Given exercise: Repeat the full listing below verbatim and keep the images out.

----------

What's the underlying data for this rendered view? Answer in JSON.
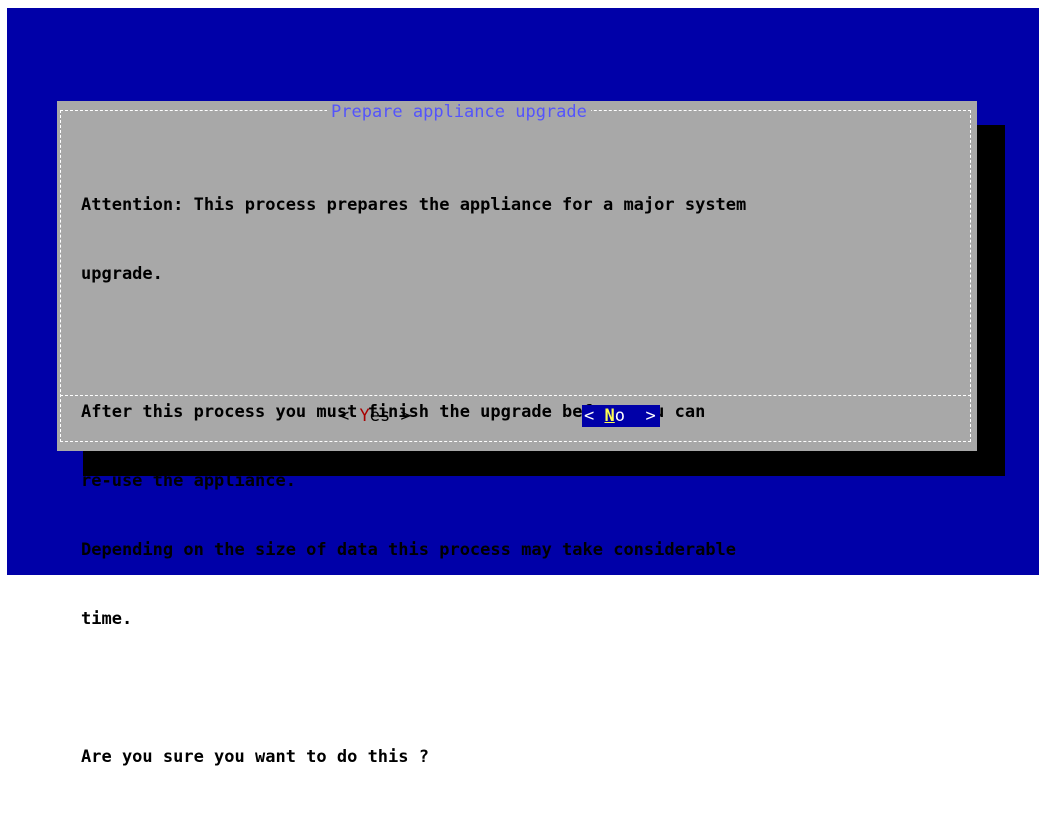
{
  "dialog": {
    "title": "Prepare appliance upgrade",
    "lines": [
      "Attention: This process prepares the appliance for a major system",
      "upgrade.",
      "",
      "After this process you must finish the upgrade before you can",
      "re-use the appliance.",
      "Depending on the size of data this process may take considerable",
      "time.",
      "",
      "Are you sure you want to do this ?"
    ],
    "buttons": {
      "yes": {
        "open": "< ",
        "hotkey": "Y",
        "rest": "es",
        "close": " >"
      },
      "no": {
        "open": "< ",
        "hotkey": "N",
        "rest": "o",
        "close": "  >"
      }
    }
  },
  "colors": {
    "background": "#0000a8",
    "dialog": "#a8a8a8",
    "title": "#5454fc",
    "hotkey_yes": "#a80000",
    "hotkey_no": "#fcfc54"
  }
}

----------

Right answer:
What's the underlying data for this rendered view? Answer in JSON.
{
  "dialog": {
    "title": "Prepare appliance upgrade",
    "lines": [
      "Attention: This process prepares the appliance for a major system",
      "upgrade.",
      "",
      "After this process you must finish the upgrade before you can",
      "re-use the appliance.",
      "Depending on the size of data this process may take considerable",
      "time.",
      "",
      "Are you sure you want to do this ?"
    ],
    "buttons": {
      "yes": {
        "open": "< ",
        "hotkey": "Y",
        "rest": "es",
        "close": " >"
      },
      "no": {
        "open": "< ",
        "hotkey": "N",
        "rest": "o",
        "close": "  >"
      }
    }
  },
  "colors": {
    "background": "#0000a8",
    "dialog": "#a8a8a8",
    "title": "#5454fc",
    "hotkey_yes": "#a80000",
    "hotkey_no": "#fcfc54"
  }
}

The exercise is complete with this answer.